Raw records:
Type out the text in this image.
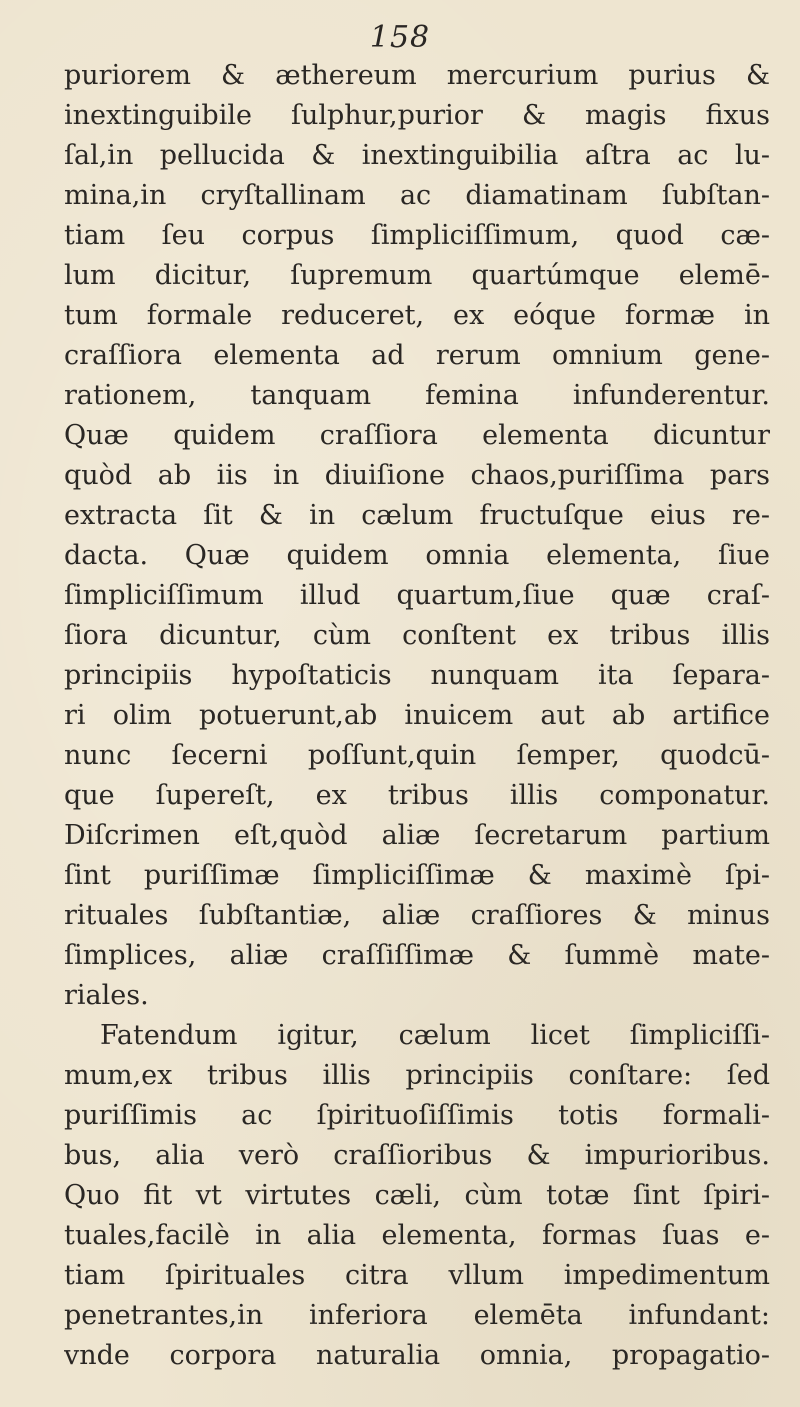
158
puriorem & æthereum mercurium purius &
inextinguibile ſulphur,purior & magis fixus
ſal,in pellucida & inextinguibilia aſtra ac lu-
mina,in cryſtallinam ac diamatinam ſubſtan-
tiam ſeu corpus ſimpliciſſimum, quod cæ-
lum dicitur, ſupremum quartúmque elemē-
tum formale reduceret, ex eóque formæ in
craſſiora elementa ad rerum omnium gene-
rationem, tanquam femina infunderentur.
Quæ quidem craſſiora elementa dicuntur
quòd ab iis in diuiſione chaos,puriſſima pars
extracta ſit & in cælum fructuſque eius re-
dacta. Quæ quidem omnia elementa, ſiue
ſimpliciſſimum illud quartum,ſiue quæ craſ-
ſiora dicuntur, cùm conſtent ex tribus illis
principiis hypoſtaticis nunquam ita ſepara-
ri olim potuerunt,ab inuicem aut ab artifice
nunc ſecerni poſſunt,quin ſemper, quodcū-
que ſupereſt, ex tribus illis componatur.
Diſcrimen eſt,quòd aliæ ſecretarum partium
ſint puriſſimæ ſimpliciſſimæ & maximè ſpi-
rituales ſubſtantiæ, aliæ craſſiores & minus
ſimplices, aliæ craſſiſſimæ & ſummè mate-
riales.
Fatendum igitur, cælum licet ſimpliciſſi-
mum,ex tribus illis principiis conſtare: ſed
puriſſimis ac ſpirituoſiſſimis totis formali-
bus, alia verò craſſioribus & impurioribus.
Quo fit vt virtutes cæli, cùm totæ ſint ſpiri-
tuales,facilè in alia elementa, formas ſuas e-
tiam ſpirituales citra vllum impedimentum
penetrantes,in inferiora elemēta infundant:
vnde corpora naturalia omnia, propagatio-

● **Problem to solve**
Lines containing the word "tiam" are to be counted in the listing; state their number alone.

● **Reply to the task**
2